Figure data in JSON
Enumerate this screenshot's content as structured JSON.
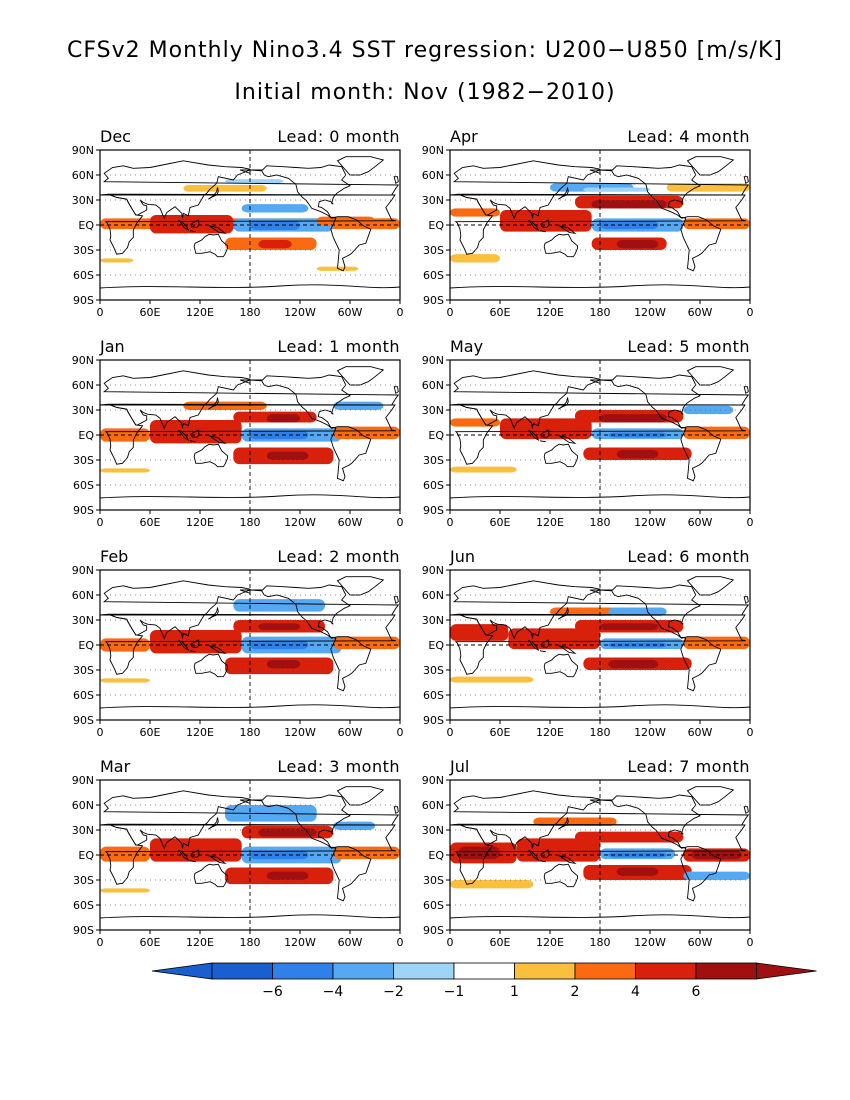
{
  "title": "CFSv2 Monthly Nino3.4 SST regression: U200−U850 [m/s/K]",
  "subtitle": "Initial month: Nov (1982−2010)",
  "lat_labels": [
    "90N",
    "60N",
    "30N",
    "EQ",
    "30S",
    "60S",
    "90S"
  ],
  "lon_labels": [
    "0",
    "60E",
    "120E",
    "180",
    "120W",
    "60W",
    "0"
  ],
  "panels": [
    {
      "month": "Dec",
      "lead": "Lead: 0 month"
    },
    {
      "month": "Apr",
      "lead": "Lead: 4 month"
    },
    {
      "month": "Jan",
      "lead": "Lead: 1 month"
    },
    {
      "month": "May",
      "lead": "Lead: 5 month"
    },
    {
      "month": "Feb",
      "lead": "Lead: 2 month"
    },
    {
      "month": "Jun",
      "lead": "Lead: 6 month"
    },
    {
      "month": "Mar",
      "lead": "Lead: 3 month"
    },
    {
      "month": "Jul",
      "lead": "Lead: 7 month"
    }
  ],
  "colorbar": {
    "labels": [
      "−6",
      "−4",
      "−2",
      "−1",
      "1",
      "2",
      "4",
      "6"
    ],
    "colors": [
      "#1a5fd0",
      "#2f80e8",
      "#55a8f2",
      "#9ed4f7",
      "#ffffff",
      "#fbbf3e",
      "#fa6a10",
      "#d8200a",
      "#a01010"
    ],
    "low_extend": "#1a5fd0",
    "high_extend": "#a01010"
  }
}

Problem to work on: Return the listing above in full and without alteration, excluding its pictures.

Exercise answer:
Enumerate this screenshot's content as structured JSON.
{
  "title": "CFSv2 Monthly Nino3.4 SST regression: U200−U850 [m/s/K]",
  "subtitle": "Initial month: Nov (1982−2010)",
  "lat_labels": [
    "90N",
    "60N",
    "30N",
    "EQ",
    "30S",
    "60S",
    "90S"
  ],
  "lon_labels": [
    "0",
    "60E",
    "120E",
    "180",
    "120W",
    "60W",
    "0"
  ],
  "panels": [
    {
      "month": "Dec",
      "lead": "Lead: 0 month"
    },
    {
      "month": "Apr",
      "lead": "Lead: 4 month"
    },
    {
      "month": "Jan",
      "lead": "Lead: 1 month"
    },
    {
      "month": "May",
      "lead": "Lead: 5 month"
    },
    {
      "month": "Feb",
      "lead": "Lead: 2 month"
    },
    {
      "month": "Jun",
      "lead": "Lead: 6 month"
    },
    {
      "month": "Mar",
      "lead": "Lead: 3 month"
    },
    {
      "month": "Jul",
      "lead": "Lead: 7 month"
    }
  ],
  "colorbar": {
    "labels": [
      "−6",
      "−4",
      "−2",
      "−1",
      "1",
      "2",
      "4",
      "6"
    ],
    "colors": [
      "#1a5fd0",
      "#2f80e8",
      "#55a8f2",
      "#9ed4f7",
      "#ffffff",
      "#fbbf3e",
      "#fa6a10",
      "#d8200a",
      "#a01010"
    ],
    "low_extend": "#1a5fd0",
    "high_extend": "#a01010"
  }
}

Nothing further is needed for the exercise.